*** Provided data ***

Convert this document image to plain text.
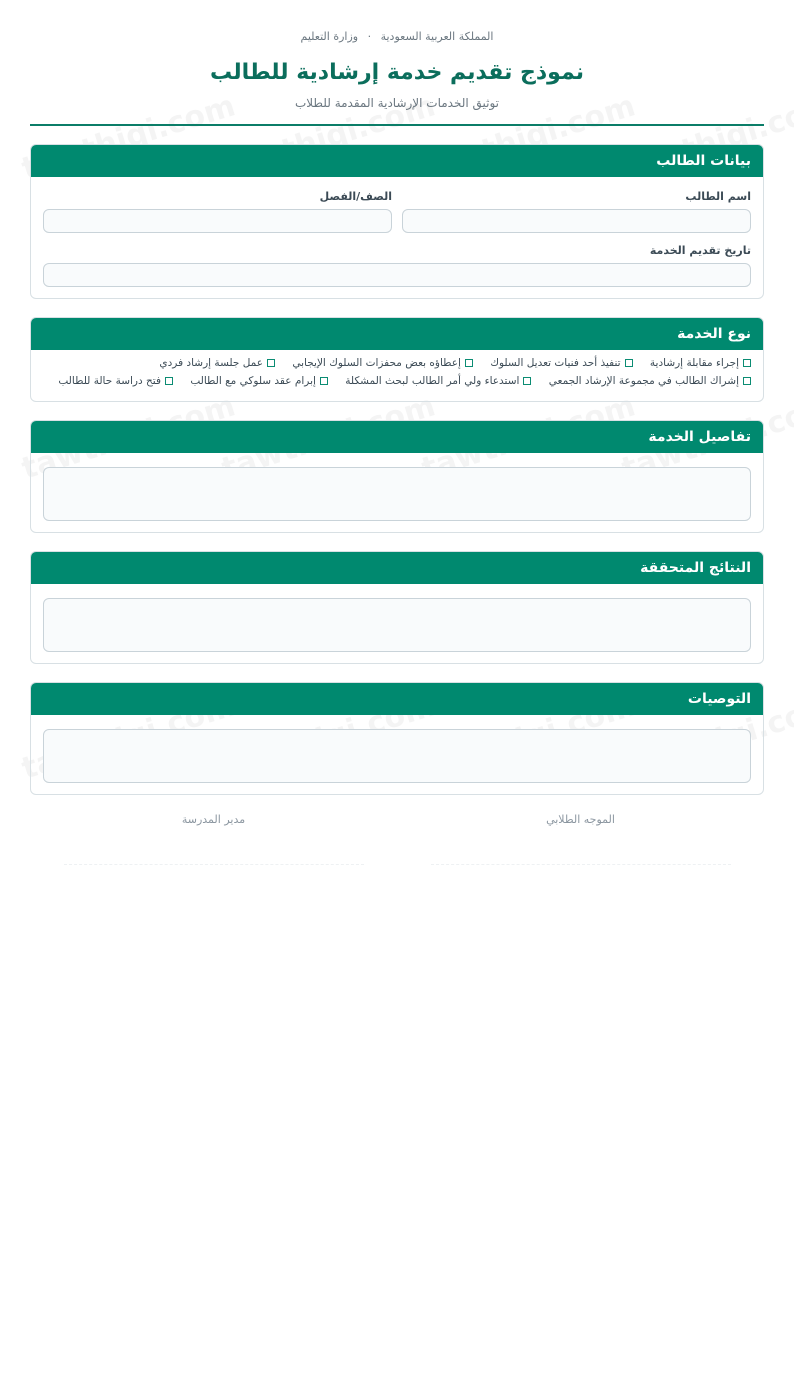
المملكة العربية السعودية · وزارة التعليم
نموذج تقديم خدمة إرشادية للطالب
توثيق الخدمات الإرشادية المقدمة للطلاب
بيانات الطالب
اسم الطالب
الصف/الفصل
تاريخ تقديم الخدمة
نوع الخدمة
إجراء مقابلة إرشادية تنفيذ أحد فنيات تعديل السلوك إعطاؤه بعض محفزات السلوك الإيجابي عمل جلسة إرشاد فردي
إشراك الطالب في مجموعة الإرشاد الجمعي استدعاء ولي أمر الطالب لبحث المشكلة إبرام عقد سلوكي مع الطالب فتح دراسة حالة للطالب
تفاصيل الخدمة
النتائج المتحققة
التوصيات
الموجه الطلابي
مدير المدرسة
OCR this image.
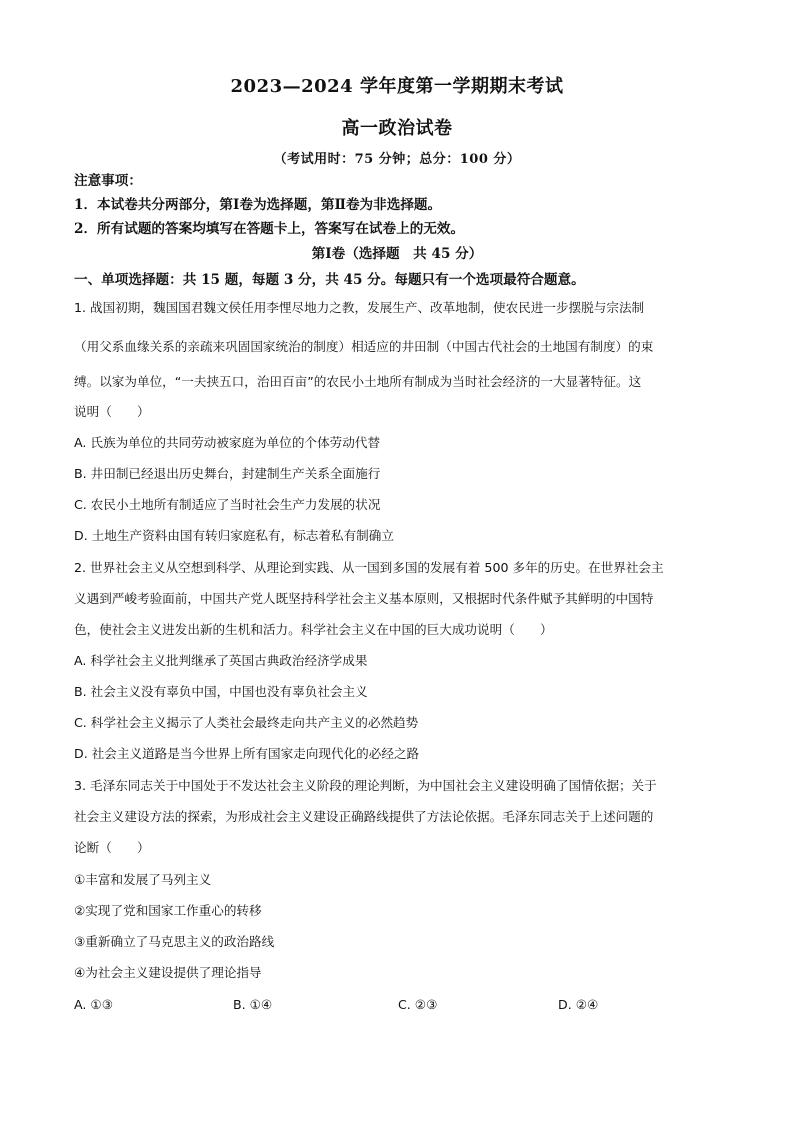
2023—2024 学年度第一学期期末考试
高一政治试卷
（考试用时：75 分钟；总分：100 分）
注意事项：
1．本试卷共分两部分，第Ⅰ卷为选择题，第Ⅱ卷为非选择题。
2．所有试题的答案均填写在答题卡上，答案写在试卷上的无效。
第Ⅰ卷（选择题　共 45 分）
一、单项选择题：共 15 题，每题 3 分，共 45 分。每题只有一个选项最符合题意。
1. 战国初期，魏国国君魏文侯任用李悝尽地力之教，发展生产、改革地制，使农民进一步摆脱与宗法制
（用父系血缘关系的亲疏来巩固国家统治的制度）相适应的井田制（中国古代社会的土地国有制度）的束
缚。以家为单位，“一夫挟五口，治田百亩”的农民小土地所有制成为当时社会经济的一大显著特征。这
说明（　　）
A. 氏族为单位的共同劳动被家庭为单位的个体劳动代替
B. 井田制已经退出历史舞台，封建制生产关系全面施行
C. 农民小土地所有制适应了当时社会生产力发展的状况
D. 土地生产资料由国有转归家庭私有，标志着私有制确立
2. 世界社会主义从空想到科学、从理论到实践、从一国到多国的发展有着 500 多年的历史。在世界社会主
义遇到严峻考验面前，中国共产党人既坚持科学社会主义基本原则，又根据时代条件赋予其鲜明的中国特
色，使社会主义进发出新的生机和活力。科学社会主义在中国的巨大成功说明（　　）
A. 科学社会主义批判继承了英国古典政治经济学成果
B. 社会主义没有辜负中国，中国也没有辜负社会主义
C. 科学社会主义揭示了人类社会最终走向共产主义的必然趋势
D. 社会主义道路是当今世界上所有国家走向现代化的必经之路
3. 毛泽东同志关于中国处于不发达社会主义阶段的理论判断，为中国社会主义建设明确了国情依据；关于
社会主义建设方法的探索，为形成社会主义建设正确路线提供了方法论依据。毛泽东同志关于上述问题的
论断（　　）
①丰富和发展了马列主义
②实现了党和国家工作重心的转移
③重新确立了马克思主义的政治路线
④为社会主义建设提供了理论指导
A. ①③	B. ①④	C. ②③	D. ②④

***

**Problem**
Count each line with "image" in it and report that figure by itself.

**The output**
2